Reproduce the data in its entirety, exactly as supplied.

--- start of SOURCE RECORDS ---

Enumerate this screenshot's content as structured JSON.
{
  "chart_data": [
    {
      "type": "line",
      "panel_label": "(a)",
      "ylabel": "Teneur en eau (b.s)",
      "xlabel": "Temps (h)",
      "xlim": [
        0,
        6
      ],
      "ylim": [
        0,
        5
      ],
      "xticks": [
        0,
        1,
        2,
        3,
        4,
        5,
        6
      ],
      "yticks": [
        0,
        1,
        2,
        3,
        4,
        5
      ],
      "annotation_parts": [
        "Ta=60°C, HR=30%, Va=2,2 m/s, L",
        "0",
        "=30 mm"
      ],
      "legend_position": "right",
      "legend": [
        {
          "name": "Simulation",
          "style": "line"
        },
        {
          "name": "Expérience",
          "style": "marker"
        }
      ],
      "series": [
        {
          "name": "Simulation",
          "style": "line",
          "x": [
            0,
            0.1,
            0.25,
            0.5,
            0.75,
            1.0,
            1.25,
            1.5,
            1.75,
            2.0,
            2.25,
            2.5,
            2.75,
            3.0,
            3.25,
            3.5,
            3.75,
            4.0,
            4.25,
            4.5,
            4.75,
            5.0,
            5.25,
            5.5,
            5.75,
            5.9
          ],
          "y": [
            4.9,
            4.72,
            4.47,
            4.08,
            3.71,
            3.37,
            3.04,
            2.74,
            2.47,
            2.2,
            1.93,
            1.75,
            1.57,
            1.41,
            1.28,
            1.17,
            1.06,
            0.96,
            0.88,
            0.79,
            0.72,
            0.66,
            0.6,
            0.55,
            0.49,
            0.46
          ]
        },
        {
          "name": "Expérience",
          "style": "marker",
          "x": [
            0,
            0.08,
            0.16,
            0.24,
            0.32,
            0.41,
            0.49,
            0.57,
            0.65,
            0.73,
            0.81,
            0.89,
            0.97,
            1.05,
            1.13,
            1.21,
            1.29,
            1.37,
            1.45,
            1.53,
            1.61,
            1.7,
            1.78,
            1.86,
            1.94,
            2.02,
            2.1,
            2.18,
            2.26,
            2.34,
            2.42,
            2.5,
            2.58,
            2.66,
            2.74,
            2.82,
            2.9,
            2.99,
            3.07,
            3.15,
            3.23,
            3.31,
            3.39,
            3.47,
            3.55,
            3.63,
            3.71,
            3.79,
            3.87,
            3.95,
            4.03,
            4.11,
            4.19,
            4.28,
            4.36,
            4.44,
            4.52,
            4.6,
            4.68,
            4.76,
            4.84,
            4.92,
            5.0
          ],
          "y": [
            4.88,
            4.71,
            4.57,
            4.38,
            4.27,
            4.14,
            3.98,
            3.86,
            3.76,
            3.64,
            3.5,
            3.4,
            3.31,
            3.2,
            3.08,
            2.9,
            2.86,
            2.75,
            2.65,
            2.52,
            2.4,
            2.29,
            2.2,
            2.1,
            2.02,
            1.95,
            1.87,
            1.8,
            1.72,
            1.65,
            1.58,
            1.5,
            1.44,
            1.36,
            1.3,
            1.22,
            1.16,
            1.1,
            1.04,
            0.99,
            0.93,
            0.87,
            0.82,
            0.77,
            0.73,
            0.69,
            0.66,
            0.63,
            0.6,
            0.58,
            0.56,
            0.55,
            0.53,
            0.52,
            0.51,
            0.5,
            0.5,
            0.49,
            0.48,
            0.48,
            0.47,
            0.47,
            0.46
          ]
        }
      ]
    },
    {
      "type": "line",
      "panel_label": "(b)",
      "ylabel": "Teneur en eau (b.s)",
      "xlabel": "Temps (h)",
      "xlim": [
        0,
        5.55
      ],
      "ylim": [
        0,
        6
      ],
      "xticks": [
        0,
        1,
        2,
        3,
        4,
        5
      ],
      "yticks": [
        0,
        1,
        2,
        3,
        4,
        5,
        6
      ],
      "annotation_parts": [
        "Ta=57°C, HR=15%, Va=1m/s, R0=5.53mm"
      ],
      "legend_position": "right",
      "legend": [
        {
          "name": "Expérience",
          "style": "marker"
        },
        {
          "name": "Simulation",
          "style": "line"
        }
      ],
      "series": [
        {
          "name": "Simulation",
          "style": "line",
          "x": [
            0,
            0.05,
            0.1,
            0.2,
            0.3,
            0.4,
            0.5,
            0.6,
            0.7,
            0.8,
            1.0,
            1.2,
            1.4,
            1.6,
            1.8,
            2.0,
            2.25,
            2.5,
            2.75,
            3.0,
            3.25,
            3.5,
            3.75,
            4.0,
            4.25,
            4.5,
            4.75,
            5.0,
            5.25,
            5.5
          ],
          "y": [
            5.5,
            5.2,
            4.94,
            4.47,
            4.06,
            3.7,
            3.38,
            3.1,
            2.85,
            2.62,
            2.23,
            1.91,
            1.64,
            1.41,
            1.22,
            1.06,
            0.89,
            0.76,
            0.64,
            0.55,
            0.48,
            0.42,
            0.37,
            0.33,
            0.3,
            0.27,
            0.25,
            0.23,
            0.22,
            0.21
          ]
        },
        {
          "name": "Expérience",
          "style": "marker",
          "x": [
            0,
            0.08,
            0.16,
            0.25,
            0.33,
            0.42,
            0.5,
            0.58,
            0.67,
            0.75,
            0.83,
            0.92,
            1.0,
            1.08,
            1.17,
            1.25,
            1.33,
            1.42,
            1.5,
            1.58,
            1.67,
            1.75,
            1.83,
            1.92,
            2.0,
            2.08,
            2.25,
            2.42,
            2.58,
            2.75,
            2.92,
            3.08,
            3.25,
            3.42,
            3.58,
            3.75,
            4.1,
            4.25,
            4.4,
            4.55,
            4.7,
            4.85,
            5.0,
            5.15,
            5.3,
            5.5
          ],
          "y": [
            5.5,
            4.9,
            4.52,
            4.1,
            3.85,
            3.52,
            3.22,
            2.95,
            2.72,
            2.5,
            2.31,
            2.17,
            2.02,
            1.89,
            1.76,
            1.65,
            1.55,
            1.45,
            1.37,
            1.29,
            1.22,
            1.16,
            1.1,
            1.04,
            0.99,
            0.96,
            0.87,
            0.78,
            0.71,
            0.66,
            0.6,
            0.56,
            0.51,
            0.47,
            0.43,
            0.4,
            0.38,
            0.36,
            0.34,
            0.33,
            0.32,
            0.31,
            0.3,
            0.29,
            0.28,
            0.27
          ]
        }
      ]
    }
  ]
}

--- end of SOURCE RECORDS ---

▶ **SOLUTION TO THE EXERCISE**:
Enumerate this screenshot's content as structured JSON.
{
  "chart_data": [
    {
      "type": "line",
      "panel_label": "(a)",
      "ylabel": "Teneur en eau (b.s)",
      "xlabel": "Temps (h)",
      "xlim": [
        0,
        6
      ],
      "ylim": [
        0,
        5
      ],
      "xticks": [
        0,
        1,
        2,
        3,
        4,
        5,
        6
      ],
      "yticks": [
        0,
        1,
        2,
        3,
        4,
        5
      ],
      "annotation_parts": [
        "Ta=60°C, HR=30%, Va=2,2 m/s, L",
        "0",
        "=30 mm"
      ],
      "legend_position": "right",
      "legend": [
        {
          "name": "Simulation",
          "style": "line"
        },
        {
          "name": "Expérience",
          "style": "marker"
        }
      ],
      "series": [
        {
          "name": "Simulation",
          "style": "line",
          "x": [
            0,
            0.1,
            0.25,
            0.5,
            0.75,
            1.0,
            1.25,
            1.5,
            1.75,
            2.0,
            2.25,
            2.5,
            2.75,
            3.0,
            3.25,
            3.5,
            3.75,
            4.0,
            4.25,
            4.5,
            4.75,
            5.0,
            5.25,
            5.5,
            5.75,
            5.9
          ],
          "y": [
            4.9,
            4.72,
            4.47,
            4.08,
            3.71,
            3.37,
            3.04,
            2.74,
            2.47,
            2.2,
            1.93,
            1.75,
            1.57,
            1.41,
            1.28,
            1.17,
            1.06,
            0.96,
            0.88,
            0.79,
            0.72,
            0.66,
            0.6,
            0.55,
            0.49,
            0.46
          ]
        },
        {
          "name": "Expérience",
          "style": "marker",
          "x": [
            0,
            0.08,
            0.16,
            0.24,
            0.32,
            0.41,
            0.49,
            0.57,
            0.65,
            0.73,
            0.81,
            0.89,
            0.97,
            1.05,
            1.13,
            1.21,
            1.29,
            1.37,
            1.45,
            1.53,
            1.61,
            1.7,
            1.78,
            1.86,
            1.94,
            2.02,
            2.1,
            2.18,
            2.26,
            2.34,
            2.42,
            2.5,
            2.58,
            2.66,
            2.74,
            2.82,
            2.9,
            2.99,
            3.07,
            3.15,
            3.23,
            3.31,
            3.39,
            3.47,
            3.55,
            3.63,
            3.71,
            3.79,
            3.87,
            3.95,
            4.03,
            4.11,
            4.19,
            4.28,
            4.36,
            4.44,
            4.52,
            4.6,
            4.68,
            4.76,
            4.84,
            4.92,
            5.0
          ],
          "y": [
            4.88,
            4.71,
            4.57,
            4.38,
            4.27,
            4.14,
            3.98,
            3.86,
            3.76,
            3.64,
            3.5,
            3.4,
            3.31,
            3.2,
            3.08,
            2.9,
            2.86,
            2.75,
            2.65,
            2.52,
            2.4,
            2.29,
            2.2,
            2.1,
            2.02,
            1.95,
            1.87,
            1.8,
            1.72,
            1.65,
            1.58,
            1.5,
            1.44,
            1.36,
            1.3,
            1.22,
            1.16,
            1.1,
            1.04,
            0.99,
            0.93,
            0.87,
            0.82,
            0.77,
            0.73,
            0.69,
            0.66,
            0.63,
            0.6,
            0.58,
            0.56,
            0.55,
            0.53,
            0.52,
            0.51,
            0.5,
            0.5,
            0.49,
            0.48,
            0.48,
            0.47,
            0.47,
            0.46
          ]
        }
      ]
    },
    {
      "type": "line",
      "panel_label": "(b)",
      "ylabel": "Teneur en eau (b.s)",
      "xlabel": "Temps (h)",
      "xlim": [
        0,
        5.55
      ],
      "ylim": [
        0,
        6
      ],
      "xticks": [
        0,
        1,
        2,
        3,
        4,
        5
      ],
      "yticks": [
        0,
        1,
        2,
        3,
        4,
        5,
        6
      ],
      "annotation_parts": [
        "Ta=57°C, HR=15%, Va=1m/s, R0=5.53mm"
      ],
      "legend_position": "right",
      "legend": [
        {
          "name": "Expérience",
          "style": "marker"
        },
        {
          "name": "Simulation",
          "style": "line"
        }
      ],
      "series": [
        {
          "name": "Simulation",
          "style": "line",
          "x": [
            0,
            0.05,
            0.1,
            0.2,
            0.3,
            0.4,
            0.5,
            0.6,
            0.7,
            0.8,
            1.0,
            1.2,
            1.4,
            1.6,
            1.8,
            2.0,
            2.25,
            2.5,
            2.75,
            3.0,
            3.25,
            3.5,
            3.75,
            4.0,
            4.25,
            4.5,
            4.75,
            5.0,
            5.25,
            5.5
          ],
          "y": [
            5.5,
            5.2,
            4.94,
            4.47,
            4.06,
            3.7,
            3.38,
            3.1,
            2.85,
            2.62,
            2.23,
            1.91,
            1.64,
            1.41,
            1.22,
            1.06,
            0.89,
            0.76,
            0.64,
            0.55,
            0.48,
            0.42,
            0.37,
            0.33,
            0.3,
            0.27,
            0.25,
            0.23,
            0.22,
            0.21
          ]
        },
        {
          "name": "Expérience",
          "style": "marker",
          "x": [
            0,
            0.08,
            0.16,
            0.25,
            0.33,
            0.42,
            0.5,
            0.58,
            0.67,
            0.75,
            0.83,
            0.92,
            1.0,
            1.08,
            1.17,
            1.25,
            1.33,
            1.42,
            1.5,
            1.58,
            1.67,
            1.75,
            1.83,
            1.92,
            2.0,
            2.08,
            2.25,
            2.42,
            2.58,
            2.75,
            2.92,
            3.08,
            3.25,
            3.42,
            3.58,
            3.75,
            4.1,
            4.25,
            4.4,
            4.55,
            4.7,
            4.85,
            5.0,
            5.15,
            5.3,
            5.5
          ],
          "y": [
            5.5,
            4.9,
            4.52,
            4.1,
            3.85,
            3.52,
            3.22,
            2.95,
            2.72,
            2.5,
            2.31,
            2.17,
            2.02,
            1.89,
            1.76,
            1.65,
            1.55,
            1.45,
            1.37,
            1.29,
            1.22,
            1.16,
            1.1,
            1.04,
            0.99,
            0.96,
            0.87,
            0.78,
            0.71,
            0.66,
            0.6,
            0.56,
            0.51,
            0.47,
            0.43,
            0.4,
            0.38,
            0.36,
            0.34,
            0.33,
            0.32,
            0.31,
            0.3,
            0.29,
            0.28,
            0.27
          ]
        }
      ]
    }
  ]
}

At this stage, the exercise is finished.